## RECORD EXTRACTS
__________
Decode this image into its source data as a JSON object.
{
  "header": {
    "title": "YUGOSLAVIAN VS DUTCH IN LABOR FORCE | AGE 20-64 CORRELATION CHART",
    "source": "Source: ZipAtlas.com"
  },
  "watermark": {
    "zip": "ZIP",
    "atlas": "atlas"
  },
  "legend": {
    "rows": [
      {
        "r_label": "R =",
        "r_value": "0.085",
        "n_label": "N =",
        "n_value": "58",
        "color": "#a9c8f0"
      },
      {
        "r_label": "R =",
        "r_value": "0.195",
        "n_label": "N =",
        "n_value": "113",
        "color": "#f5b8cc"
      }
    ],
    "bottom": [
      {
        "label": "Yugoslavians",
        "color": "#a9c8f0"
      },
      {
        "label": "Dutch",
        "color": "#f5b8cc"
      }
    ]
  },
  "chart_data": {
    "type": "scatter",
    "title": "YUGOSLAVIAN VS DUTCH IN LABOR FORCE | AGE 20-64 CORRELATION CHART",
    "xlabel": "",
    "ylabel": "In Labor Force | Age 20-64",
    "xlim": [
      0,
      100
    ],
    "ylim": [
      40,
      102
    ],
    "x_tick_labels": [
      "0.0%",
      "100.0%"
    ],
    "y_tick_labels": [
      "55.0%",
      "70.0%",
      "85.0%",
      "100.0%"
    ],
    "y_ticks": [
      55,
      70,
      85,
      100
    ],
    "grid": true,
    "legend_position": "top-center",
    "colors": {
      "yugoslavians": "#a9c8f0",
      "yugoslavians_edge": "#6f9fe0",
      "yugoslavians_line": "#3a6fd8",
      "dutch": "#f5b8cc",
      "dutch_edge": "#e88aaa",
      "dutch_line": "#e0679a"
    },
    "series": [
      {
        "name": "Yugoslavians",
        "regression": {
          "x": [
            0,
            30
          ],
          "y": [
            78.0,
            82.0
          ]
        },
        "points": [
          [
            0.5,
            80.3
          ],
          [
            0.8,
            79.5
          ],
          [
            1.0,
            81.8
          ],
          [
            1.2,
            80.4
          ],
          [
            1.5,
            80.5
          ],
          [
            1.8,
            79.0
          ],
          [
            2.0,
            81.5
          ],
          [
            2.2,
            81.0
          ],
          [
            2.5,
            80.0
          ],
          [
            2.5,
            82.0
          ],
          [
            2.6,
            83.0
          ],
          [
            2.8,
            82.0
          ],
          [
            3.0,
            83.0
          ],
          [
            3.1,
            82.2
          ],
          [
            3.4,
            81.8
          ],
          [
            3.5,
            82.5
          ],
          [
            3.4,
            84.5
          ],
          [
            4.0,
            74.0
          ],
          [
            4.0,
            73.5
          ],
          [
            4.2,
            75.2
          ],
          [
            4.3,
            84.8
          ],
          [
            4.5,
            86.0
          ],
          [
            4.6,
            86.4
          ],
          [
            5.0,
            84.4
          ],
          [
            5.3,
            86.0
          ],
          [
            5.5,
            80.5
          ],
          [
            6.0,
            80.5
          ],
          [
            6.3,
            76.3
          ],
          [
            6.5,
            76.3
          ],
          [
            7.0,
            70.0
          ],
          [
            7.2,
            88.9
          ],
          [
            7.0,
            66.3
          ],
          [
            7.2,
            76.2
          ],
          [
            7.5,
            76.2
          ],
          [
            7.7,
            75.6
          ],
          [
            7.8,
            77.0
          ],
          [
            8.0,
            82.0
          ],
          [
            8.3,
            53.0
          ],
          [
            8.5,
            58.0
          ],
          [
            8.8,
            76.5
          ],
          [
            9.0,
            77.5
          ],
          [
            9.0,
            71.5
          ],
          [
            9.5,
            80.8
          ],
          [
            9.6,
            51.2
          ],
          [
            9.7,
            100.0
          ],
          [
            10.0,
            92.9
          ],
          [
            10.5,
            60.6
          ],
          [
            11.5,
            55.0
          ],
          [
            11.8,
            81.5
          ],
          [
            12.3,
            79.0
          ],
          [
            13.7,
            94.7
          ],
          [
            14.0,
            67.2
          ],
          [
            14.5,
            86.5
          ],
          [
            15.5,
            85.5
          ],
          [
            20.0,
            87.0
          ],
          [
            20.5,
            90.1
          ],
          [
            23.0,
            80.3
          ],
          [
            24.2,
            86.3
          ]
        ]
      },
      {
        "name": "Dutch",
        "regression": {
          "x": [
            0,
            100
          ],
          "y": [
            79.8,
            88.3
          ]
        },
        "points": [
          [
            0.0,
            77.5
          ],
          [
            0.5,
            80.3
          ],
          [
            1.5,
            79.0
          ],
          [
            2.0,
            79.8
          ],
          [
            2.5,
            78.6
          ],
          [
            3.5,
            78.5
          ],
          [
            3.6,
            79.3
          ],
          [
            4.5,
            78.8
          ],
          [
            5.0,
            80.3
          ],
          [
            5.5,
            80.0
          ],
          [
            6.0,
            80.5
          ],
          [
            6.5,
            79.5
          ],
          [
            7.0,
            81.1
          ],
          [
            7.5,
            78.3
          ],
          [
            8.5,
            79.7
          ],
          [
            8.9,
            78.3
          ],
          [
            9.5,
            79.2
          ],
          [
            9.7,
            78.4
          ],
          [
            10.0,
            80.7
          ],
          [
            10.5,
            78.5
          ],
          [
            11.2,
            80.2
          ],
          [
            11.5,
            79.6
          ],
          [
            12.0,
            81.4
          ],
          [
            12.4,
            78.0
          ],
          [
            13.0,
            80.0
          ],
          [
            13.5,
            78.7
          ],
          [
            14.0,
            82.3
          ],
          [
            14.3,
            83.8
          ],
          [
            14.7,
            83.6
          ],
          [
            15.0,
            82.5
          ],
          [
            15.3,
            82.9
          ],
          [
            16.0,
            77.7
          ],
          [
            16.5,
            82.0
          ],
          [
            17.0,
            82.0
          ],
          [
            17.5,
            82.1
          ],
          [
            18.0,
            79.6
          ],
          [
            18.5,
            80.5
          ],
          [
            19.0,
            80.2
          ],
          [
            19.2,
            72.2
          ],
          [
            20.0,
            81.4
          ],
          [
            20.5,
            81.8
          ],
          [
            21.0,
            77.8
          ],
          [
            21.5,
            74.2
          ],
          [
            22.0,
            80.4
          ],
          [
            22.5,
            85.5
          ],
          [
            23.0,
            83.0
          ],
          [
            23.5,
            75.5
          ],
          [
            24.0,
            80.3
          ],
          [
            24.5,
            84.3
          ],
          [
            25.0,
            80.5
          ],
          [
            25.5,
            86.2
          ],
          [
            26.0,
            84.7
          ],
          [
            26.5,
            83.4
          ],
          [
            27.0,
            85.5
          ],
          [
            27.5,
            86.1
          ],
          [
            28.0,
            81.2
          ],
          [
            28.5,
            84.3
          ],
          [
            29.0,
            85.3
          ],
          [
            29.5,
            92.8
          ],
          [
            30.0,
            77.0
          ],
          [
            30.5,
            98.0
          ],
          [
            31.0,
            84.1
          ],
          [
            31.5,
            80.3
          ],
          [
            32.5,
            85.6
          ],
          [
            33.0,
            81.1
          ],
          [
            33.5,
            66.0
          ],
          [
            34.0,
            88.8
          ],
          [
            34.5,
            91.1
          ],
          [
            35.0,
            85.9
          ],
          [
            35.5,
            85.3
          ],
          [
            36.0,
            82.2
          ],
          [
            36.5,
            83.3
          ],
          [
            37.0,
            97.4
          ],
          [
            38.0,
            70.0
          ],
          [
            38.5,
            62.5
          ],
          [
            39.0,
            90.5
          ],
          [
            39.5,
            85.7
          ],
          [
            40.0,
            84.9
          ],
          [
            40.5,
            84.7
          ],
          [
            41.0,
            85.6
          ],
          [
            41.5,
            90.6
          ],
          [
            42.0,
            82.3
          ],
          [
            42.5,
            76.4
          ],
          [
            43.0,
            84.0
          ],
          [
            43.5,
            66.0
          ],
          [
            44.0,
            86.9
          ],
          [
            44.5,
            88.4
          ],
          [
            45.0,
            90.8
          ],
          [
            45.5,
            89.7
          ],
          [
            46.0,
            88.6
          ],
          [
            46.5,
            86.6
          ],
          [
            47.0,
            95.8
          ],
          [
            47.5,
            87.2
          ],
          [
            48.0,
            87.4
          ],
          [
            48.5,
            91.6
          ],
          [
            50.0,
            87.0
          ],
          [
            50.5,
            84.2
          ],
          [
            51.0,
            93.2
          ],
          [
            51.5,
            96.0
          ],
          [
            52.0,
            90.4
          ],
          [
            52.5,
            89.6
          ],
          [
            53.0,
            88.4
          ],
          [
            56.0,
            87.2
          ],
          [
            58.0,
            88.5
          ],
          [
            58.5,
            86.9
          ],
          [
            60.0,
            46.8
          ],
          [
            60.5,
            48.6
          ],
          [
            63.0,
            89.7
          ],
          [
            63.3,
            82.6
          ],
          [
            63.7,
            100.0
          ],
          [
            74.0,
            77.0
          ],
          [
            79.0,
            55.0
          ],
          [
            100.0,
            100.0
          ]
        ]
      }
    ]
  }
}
__________
## TASK PROMPT
From the entries above, copy out every line where the string "source" appears.

## SOLVED EXERCISE
Decode this image into its source data as a JSON object.
    "source": "Source: ZipAtlas.com"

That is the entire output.